(Records about charts and figures)
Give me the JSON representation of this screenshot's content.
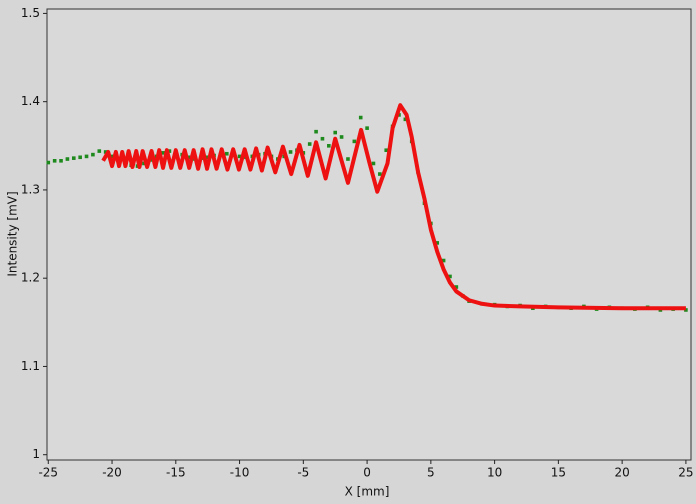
{
  "chart_data": {
    "type": "line",
    "x_label": "X [mm]",
    "y_label": "Intensity [mV]",
    "xlim": [
      -25.1,
      25.4
    ],
    "ylim": [
      0.994,
      1.505
    ],
    "xticks": [
      -25,
      -20,
      -15,
      -10,
      -5,
      0,
      5,
      10,
      15,
      20,
      25
    ],
    "yticks": [
      1,
      1.1,
      1.2,
      1.3,
      1.4,
      1.5
    ],
    "series": [
      {
        "type": "scatter",
        "color": "#1e8a1e",
        "x": [
          -25,
          -24.5,
          -24,
          -23.5,
          -23,
          -22.5,
          -22,
          -21.5,
          -21,
          -20.5,
          -20,
          -19.5,
          -19,
          -18.5,
          -18,
          -17.5,
          -17,
          -16.5,
          -16,
          -15.5,
          -15,
          -14.5,
          -14,
          -13.5,
          -13,
          -12.5,
          -12,
          -11.5,
          -11,
          -10.5,
          -10,
          -9.5,
          -9,
          -8.5,
          -8,
          -7.5,
          -7,
          -6.5,
          -6,
          -5.5,
          -5,
          -4.5,
          -4,
          -3.5,
          -3,
          -2.5,
          -2,
          -1.5,
          -1,
          -0.5,
          0,
          0.5,
          1,
          1.5,
          2,
          2.5,
          3,
          3.5,
          4,
          4.5,
          5,
          5.5,
          6,
          6.5,
          7,
          7.5,
          8,
          9,
          10,
          11,
          12,
          13,
          14,
          15,
          16,
          17,
          18,
          19,
          20,
          21,
          22,
          23,
          24,
          25
        ],
        "values": [
          1.331,
          1.333,
          1.333,
          1.335,
          1.336,
          1.337,
          1.338,
          1.34,
          1.344,
          1.343,
          1.338,
          1.335,
          1.331,
          1.328,
          1.327,
          1.33,
          1.334,
          1.338,
          1.342,
          1.344,
          1.343,
          1.34,
          1.337,
          1.335,
          1.336,
          1.337,
          1.339,
          1.34,
          1.341,
          1.34,
          1.338,
          1.337,
          1.338,
          1.34,
          1.341,
          1.338,
          1.335,
          1.338,
          1.343,
          1.345,
          1.342,
          1.352,
          1.366,
          1.358,
          1.35,
          1.365,
          1.36,
          1.335,
          1.355,
          1.382,
          1.37,
          1.33,
          1.318,
          1.345,
          1.372,
          1.385,
          1.38,
          1.355,
          1.32,
          1.285,
          1.262,
          1.24,
          1.22,
          1.202,
          1.19,
          1.18,
          1.174,
          1.171,
          1.17,
          1.168,
          1.169,
          1.166,
          1.168,
          1.167,
          1.166,
          1.168,
          1.165,
          1.167,
          1.166,
          1.165,
          1.167,
          1.164,
          1.165,
          1.164
        ]
      },
      {
        "type": "line",
        "color": "#ee1111",
        "x": [
          -20.7,
          -20.3,
          -20.0,
          -19.7,
          -19.45,
          -19.2,
          -18.95,
          -18.7,
          -18.4,
          -18.1,
          -17.85,
          -17.6,
          -17.25,
          -16.9,
          -16.6,
          -16.3,
          -16.0,
          -15.7,
          -15.35,
          -15.0,
          -14.65,
          -14.3,
          -13.95,
          -13.6,
          -13.25,
          -12.9,
          -12.55,
          -12.2,
          -11.8,
          -11.4,
          -10.95,
          -10.5,
          -10.05,
          -9.6,
          -9.15,
          -8.7,
          -8.25,
          -7.8,
          -7.2,
          -6.6,
          -5.95,
          -5.3,
          -4.65,
          -4.0,
          -3.25,
          -2.5,
          -1.5,
          -0.47,
          0.2,
          0.8,
          1.6,
          2.0,
          2.6,
          3.1,
          3.5,
          4.0,
          4.5,
          5.0,
          5.5,
          6.0,
          6.5,
          7.0,
          8.0,
          9.0,
          10.0,
          12.0,
          15.0,
          20.0,
          25.0
        ],
        "values": [
          1.333,
          1.343,
          1.327,
          1.343,
          1.327,
          1.343,
          1.327,
          1.344,
          1.326,
          1.344,
          1.326,
          1.344,
          1.326,
          1.344,
          1.326,
          1.345,
          1.325,
          1.345,
          1.325,
          1.345,
          1.325,
          1.345,
          1.325,
          1.345,
          1.324,
          1.346,
          1.324,
          1.346,
          1.324,
          1.346,
          1.323,
          1.346,
          1.323,
          1.346,
          1.323,
          1.347,
          1.322,
          1.348,
          1.32,
          1.349,
          1.318,
          1.351,
          1.316,
          1.354,
          1.313,
          1.358,
          1.308,
          1.368,
          1.33,
          1.298,
          1.33,
          1.37,
          1.396,
          1.385,
          1.36,
          1.32,
          1.29,
          1.255,
          1.23,
          1.21,
          1.195,
          1.185,
          1.175,
          1.171,
          1.169,
          1.168,
          1.167,
          1.166,
          1.166
        ]
      }
    ]
  }
}
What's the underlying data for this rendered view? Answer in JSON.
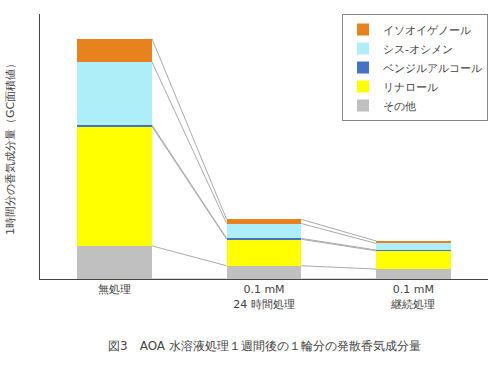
{
  "chart_data": {
    "type": "bar",
    "stacked": true,
    "categories": [
      "無処理",
      "0.1 mM\n24 時間処理",
      "0.1 mM\n継続処理"
    ],
    "series": [
      {
        "name": "その他",
        "color": "#C0C0C0",
        "values": [
          20,
          8,
          6
        ]
      },
      {
        "name": "リナロール",
        "color": "#FFFF00",
        "values": [
          72,
          16,
          11
        ]
      },
      {
        "name": "ベンジルアルコール",
        "color": "#4472C4",
        "values": [
          1,
          0.5,
          0.5
        ]
      },
      {
        "name": "シス-オシメン",
        "color": "#AEEEF8",
        "values": [
          38,
          9,
          4
        ]
      },
      {
        "name": "イソオイゲノール",
        "color": "#E8821E",
        "values": [
          14,
          2.5,
          1.5
        ]
      }
    ],
    "ylabel": "1時間分の香気成分量（GC面積値）",
    "ylim": [
      0,
      160
    ],
    "grid": false,
    "legend": "upper right",
    "tick_labels": "x",
    "annotations": [
      "図3　AOA 水溶液処理１週間後の１輪分の発散香気成分量"
    ]
  }
}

- _Given instruction_
Report how many lines in the listing above include the word "name". Give nothing but the number.

- _Task output_
5